**TASK STATEMENT**
For the copy, please give all of the data again exactly and leave the pictures out.

─── ENTRIES SUPPLIED

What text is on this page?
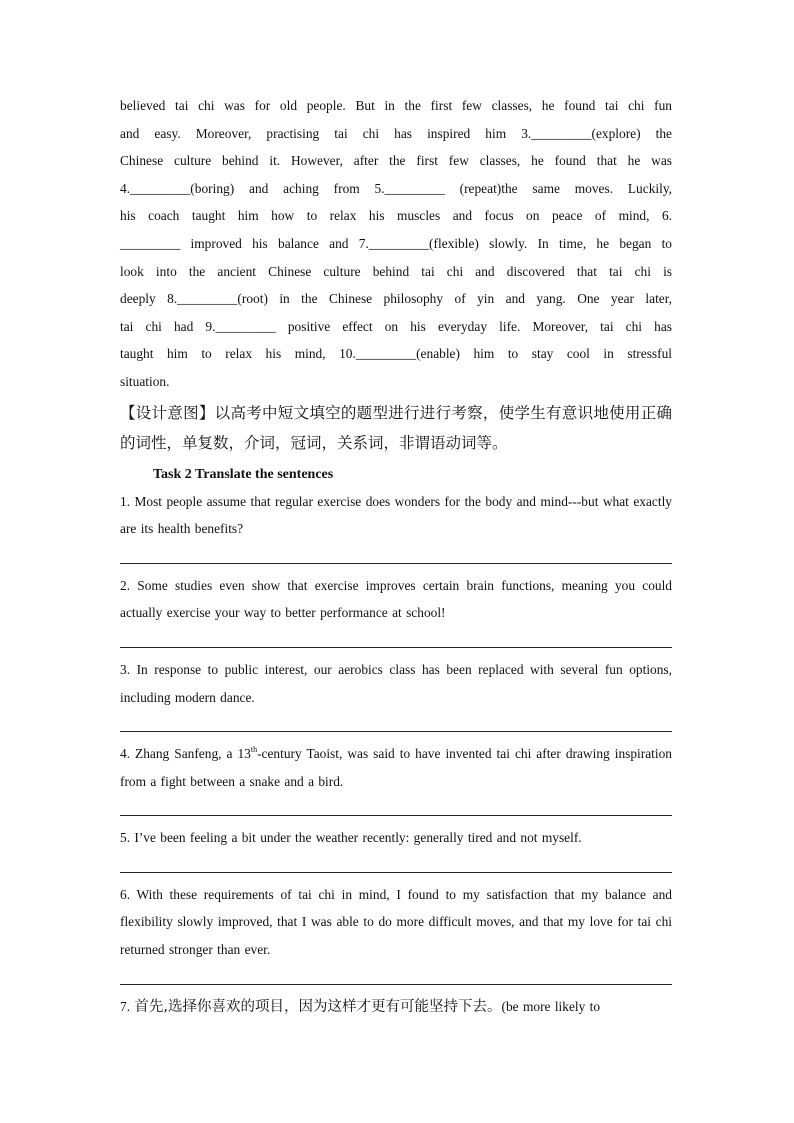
believed tai chi was for old people. But in the first few classes, he found tai chi fun

and easy. Moreover, practising tai chi has inspired him 3._________(explore) the

Chinese culture behind it. However, after the first few classes, he found that he was

4._________(boring) and aching from 5._________ (repeat)the same moves. Luckily,

his coach taught him how to relax his muscles and focus on peace of mind, 6.

_________ improved his balance and 7._________(flexible) slowly. In time, he began to

look into the ancient Chinese culture behind tai chi and discovered that tai chi is

deeply 8._________(root) in the Chinese philosophy of yin and yang. One year later,

tai chi had 9._________ positive effect on his everyday life. Moreover, tai chi has

taught him to relax his mind, 10._________(enable) him to stay cool in stressful

situation.

【设计意图】以高考中短文填空的题型进行进行考察，使学生有意识地使用正确的词性，单复数，介词，冠词，关系词，非谓语动词等。

Task 2 Translate the sentences

1. Most people assume that regular exercise does wonders for the body and mind---but what exactly are its health benefits?

2. Some studies even show that exercise improves certain brain functions, meaning you could actually exercise your way to better performance at school!

3. In response to public interest, our aerobics class has been replaced with several fun options, including modern dance.

4. Zhang Sanfeng, a 13th-century Taoist, was said to have invented tai chi after drawing inspiration from a fight between a snake and a bird.

5. I’ve been feeling a bit under the weather recently: generally tired and not myself.

6. With these requirements of tai chi in mind, I found to my satisfaction that my balance and flexibility slowly improved, that I was able to do more difficult moves, and that my love for tai chi returned stronger than ever.

7. 首先,选择你喜欢的项目，因为这样才更有可能坚持下去。(be more likely to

──────

**ANSWER**
What text is on this page?
believed tai chi was for old people. But in the first few classes, he found tai chi fun

and easy. Moreover, practising tai chi has inspired him 3._________(explore) the

Chinese culture behind it. However, after the first few classes, he found that he was

4._________(boring) and aching from 5._________ (repeat)the same moves. Luckily,

his coach taught him how to relax his muscles and focus on peace of mind, 6.

_________ improved his balance and 7._________(flexible) slowly. In time, he began to

look into the ancient Chinese culture behind tai chi and discovered that tai chi is

deeply 8._________(root) in the Chinese philosophy of yin and yang. One year later,

tai chi had 9._________ positive effect on his everyday life. Moreover, tai chi has

taught him to relax his mind, 10._________(enable) him to stay cool in stressful

situation.

【设计意图】以高考中短文填空的题型进行进行考察，使学生有意识地使用正确的词性，单复数，介词，冠词，关系词，非谓语动词等。

Task 2 Translate the sentences

1. Most people assume that regular exercise does wonders for the body and mind---but what exactly are its health benefits?

2. Some studies even show that exercise improves certain brain functions, meaning you could actually exercise your way to better performance at school!

3. In response to public interest, our aerobics class has been replaced with several fun options, including modern dance.

4. Zhang Sanfeng, a 13th-century Taoist, was said to have invented tai chi after drawing inspiration from a fight between a snake and a bird.

5. I’ve been feeling a bit under the weather recently: generally tired and not myself.

6. With these requirements of tai chi in mind, I found to my satisfaction that my balance and flexibility slowly improved, that I was able to do more difficult moves, and that my love for tai chi returned stronger than ever.

7. 首先,选择你喜欢的项目，因为这样才更有可能坚持下去。(be more likely to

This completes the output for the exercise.